- THE RECORDS
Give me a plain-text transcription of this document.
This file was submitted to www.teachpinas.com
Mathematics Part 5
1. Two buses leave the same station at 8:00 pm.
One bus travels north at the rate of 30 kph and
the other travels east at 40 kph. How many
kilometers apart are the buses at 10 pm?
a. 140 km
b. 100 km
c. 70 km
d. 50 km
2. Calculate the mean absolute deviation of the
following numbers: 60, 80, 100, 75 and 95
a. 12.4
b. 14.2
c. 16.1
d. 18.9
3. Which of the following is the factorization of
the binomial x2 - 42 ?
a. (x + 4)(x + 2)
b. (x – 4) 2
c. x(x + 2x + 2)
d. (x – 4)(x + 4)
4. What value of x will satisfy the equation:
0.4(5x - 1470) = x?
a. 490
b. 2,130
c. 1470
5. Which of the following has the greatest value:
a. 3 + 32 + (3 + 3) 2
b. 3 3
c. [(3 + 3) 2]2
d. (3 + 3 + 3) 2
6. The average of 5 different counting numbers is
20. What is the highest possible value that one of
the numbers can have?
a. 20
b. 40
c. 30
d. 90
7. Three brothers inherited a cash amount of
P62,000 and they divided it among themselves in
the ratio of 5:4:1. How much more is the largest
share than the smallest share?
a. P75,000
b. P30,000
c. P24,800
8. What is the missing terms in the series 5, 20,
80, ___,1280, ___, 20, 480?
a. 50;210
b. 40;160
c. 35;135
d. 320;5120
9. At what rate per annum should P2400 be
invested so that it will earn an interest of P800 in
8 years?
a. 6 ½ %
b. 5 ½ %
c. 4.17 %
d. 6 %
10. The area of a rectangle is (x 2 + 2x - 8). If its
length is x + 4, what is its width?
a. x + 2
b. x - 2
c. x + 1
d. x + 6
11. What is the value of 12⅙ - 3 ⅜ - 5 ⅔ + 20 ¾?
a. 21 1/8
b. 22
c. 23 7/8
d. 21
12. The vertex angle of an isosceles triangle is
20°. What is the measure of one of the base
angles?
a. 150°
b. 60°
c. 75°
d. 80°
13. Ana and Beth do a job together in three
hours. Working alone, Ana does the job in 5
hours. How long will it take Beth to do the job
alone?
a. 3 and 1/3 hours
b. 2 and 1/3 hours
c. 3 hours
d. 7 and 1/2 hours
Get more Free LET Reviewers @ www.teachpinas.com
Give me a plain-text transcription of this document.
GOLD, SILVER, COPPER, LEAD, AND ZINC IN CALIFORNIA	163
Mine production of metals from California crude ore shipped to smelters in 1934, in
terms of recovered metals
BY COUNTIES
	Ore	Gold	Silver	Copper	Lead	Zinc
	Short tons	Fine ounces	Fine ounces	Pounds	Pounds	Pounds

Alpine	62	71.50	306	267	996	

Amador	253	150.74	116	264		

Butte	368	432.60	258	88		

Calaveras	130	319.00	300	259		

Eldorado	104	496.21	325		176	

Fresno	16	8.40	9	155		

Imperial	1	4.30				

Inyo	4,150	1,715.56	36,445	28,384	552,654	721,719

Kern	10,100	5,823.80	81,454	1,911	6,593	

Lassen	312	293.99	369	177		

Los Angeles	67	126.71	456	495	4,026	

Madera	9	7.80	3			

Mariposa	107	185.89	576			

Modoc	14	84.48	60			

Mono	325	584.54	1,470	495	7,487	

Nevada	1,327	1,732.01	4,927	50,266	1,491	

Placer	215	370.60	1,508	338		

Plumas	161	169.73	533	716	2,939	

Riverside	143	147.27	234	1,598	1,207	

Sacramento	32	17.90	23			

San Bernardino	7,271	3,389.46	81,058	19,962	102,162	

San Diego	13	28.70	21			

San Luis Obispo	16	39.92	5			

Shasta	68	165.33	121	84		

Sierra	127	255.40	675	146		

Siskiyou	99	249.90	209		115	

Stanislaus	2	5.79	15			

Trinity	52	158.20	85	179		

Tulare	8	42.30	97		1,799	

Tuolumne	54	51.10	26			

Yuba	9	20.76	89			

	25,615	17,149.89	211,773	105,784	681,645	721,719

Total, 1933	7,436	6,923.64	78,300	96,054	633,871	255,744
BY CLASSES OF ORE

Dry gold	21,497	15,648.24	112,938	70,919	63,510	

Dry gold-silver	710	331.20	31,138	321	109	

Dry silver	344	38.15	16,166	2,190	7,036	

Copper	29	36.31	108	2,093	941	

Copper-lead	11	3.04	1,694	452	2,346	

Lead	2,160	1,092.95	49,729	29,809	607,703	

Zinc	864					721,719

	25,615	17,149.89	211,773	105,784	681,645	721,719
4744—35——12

- YOUR OBJECTIVE
Return all lines of the material above in which the word "Beth" occurs.

- PROBLEM SOLUTION
13. Ana and Beth do a job together in three
hours. How long will it take Beth to do the job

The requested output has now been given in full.